Write out the entire listing below exactly as it appears, minus any pictures.

"""

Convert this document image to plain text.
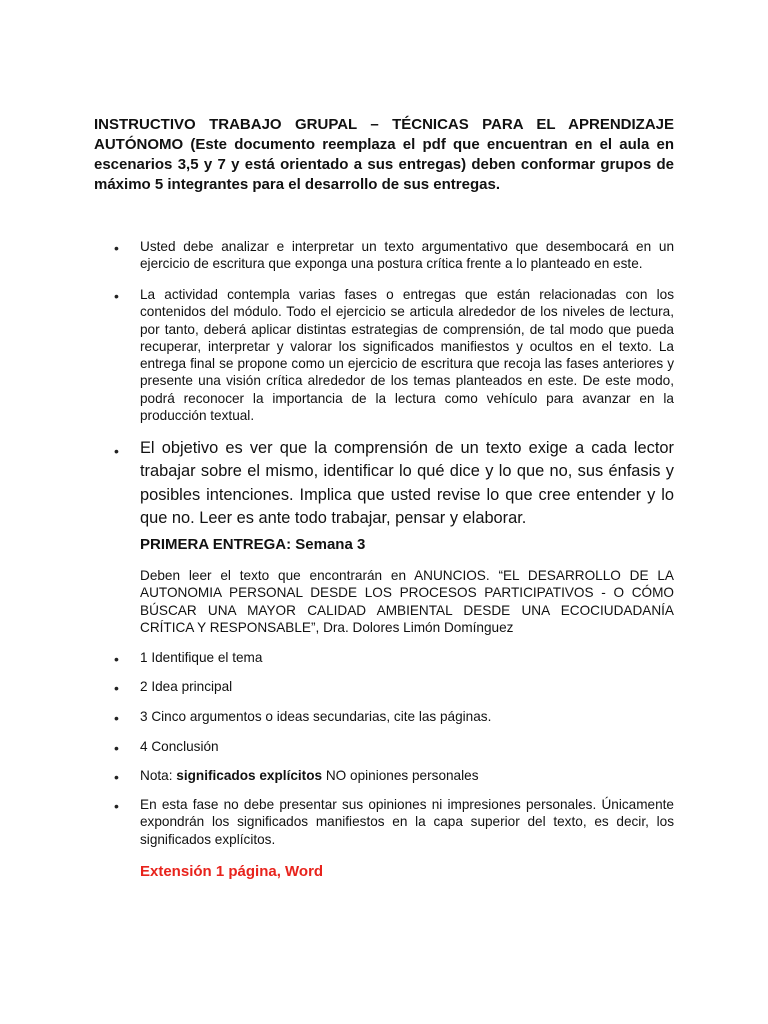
INSTRUCTIVO TRABAJO GRUPAL – TÉCNICAS PARA EL APRENDIZAJE AUTÓNOMO (Este documento reemplaza el pdf que encuentran en el aula en escenarios 3,5 y 7 y está orientado a sus entregas) deben conformar grupos de máximo 5 integrantes para el desarrollo de sus entregas.

• Usted debe analizar e interpretar un texto argumentativo que desembocará en un ejercicio de escritura que exponga una postura crítica frente a lo planteado en este.

• La actividad contempla varias fases o entregas que están relacionadas con los contenidos del módulo. Todo el ejercicio se articula alrededor de los niveles de lectura, por tanto, deberá aplicar distintas estrategias de comprensión, de tal modo que pueda recuperar, interpretar y valorar los significados manifiestos y ocultos en el texto. La entrega final se propone como un ejercicio de escritura que recoja las fases anteriores y presente una visión crítica alrededor de los temas planteados en este. De este modo, podrá reconocer la importancia de la lectura como vehículo para avanzar en la producción textual.

• El objetivo es ver que la comprensión de un texto exige a cada lector trabajar sobre el mismo, identificar lo qué dice y lo que no, sus énfasis y posibles intenciones. Implica que usted revise lo que cree entender y lo que no. Leer es ante todo trabajar, pensar y elaborar.

PRIMERA ENTREGA: Semana 3

Deben leer el texto que encontrarán en ANUNCIOS. “EL DESARROLLO DE LA AUTONOMIA PERSONAL DESDE LOS PROCESOS PARTICIPATIVOS - O CÓMO BÚSCAR UNA MAYOR CALIDAD AMBIENTAL DESDE UNA ECOCIUDADANÍA CRÍTICA Y RESPONSABLE”, Dra. Dolores Limón Domínguez

• 1 Identifique el tema

• 2 Idea principal

• 3 Cinco argumentos o ideas secundarias, cite las páginas.

• 4 Conclusión

• Nota: significados explícitos NO opiniones personales

• En esta fase no debe presentar sus opiniones ni impresiones personales. Únicamente expondrán los significados manifiestos en la capa superior del texto, es decir, los significados explícitos.

Extensión 1 página, Word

"""

◆ ANSWER IN FULL
Convert this document image to plain text.
INSTRUCTIVO TRABAJO GRUPAL – TÉCNICAS PARA EL APRENDIZAJE AUTÓNOMO (Este documento reemplaza el pdf que encuentran en el aula en escenarios 3,5 y 7 y está orientado a sus entregas) deben conformar grupos de máximo 5 integrantes para el desarrollo de sus entregas.

• Usted debe analizar e interpretar un texto argumentativo que desembocará en un ejercicio de escritura que exponga una postura crítica frente a lo planteado en este.

• La actividad contempla varias fases o entregas que están relacionadas con los contenidos del módulo. Todo el ejercicio se articula alrededor de los niveles de lectura, por tanto, deberá aplicar distintas estrategias de comprensión, de tal modo que pueda recuperar, interpretar y valorar los significados manifiestos y ocultos en el texto. La entrega final se propone como un ejercicio de escritura que recoja las fases anteriores y presente una visión crítica alrededor de los temas planteados en este. De este modo, podrá reconocer la importancia de la lectura como vehículo para avanzar en la producción textual.

• El objetivo es ver que la comprensión de un texto exige a cada lector trabajar sobre el mismo, identificar lo qué dice y lo que no, sus énfasis y posibles intenciones. Implica que usted revise lo que cree entender y lo que no. Leer es ante todo trabajar, pensar y elaborar.

PRIMERA ENTREGA: Semana 3

Deben leer el texto que encontrarán en ANUNCIOS. “EL DESARROLLO DE LA AUTONOMIA PERSONAL DESDE LOS PROCESOS PARTICIPATIVOS - O CÓMO BÚSCAR UNA MAYOR CALIDAD AMBIENTAL DESDE UNA ECOCIUDADANÍA CRÍTICA Y RESPONSABLE”, Dra. Dolores Limón Domínguez

• 1 Identifique el tema

• 2 Idea principal

• 3 Cinco argumentos o ideas secundarias, cite las páginas.

• 4 Conclusión

• Nota: significados explícitos NO opiniones personales

• En esta fase no debe presentar sus opiniones ni impresiones personales. Únicamente expondrán los significados manifiestos en la capa superior del texto, es decir, los significados explícitos.

Extensión 1 página, Word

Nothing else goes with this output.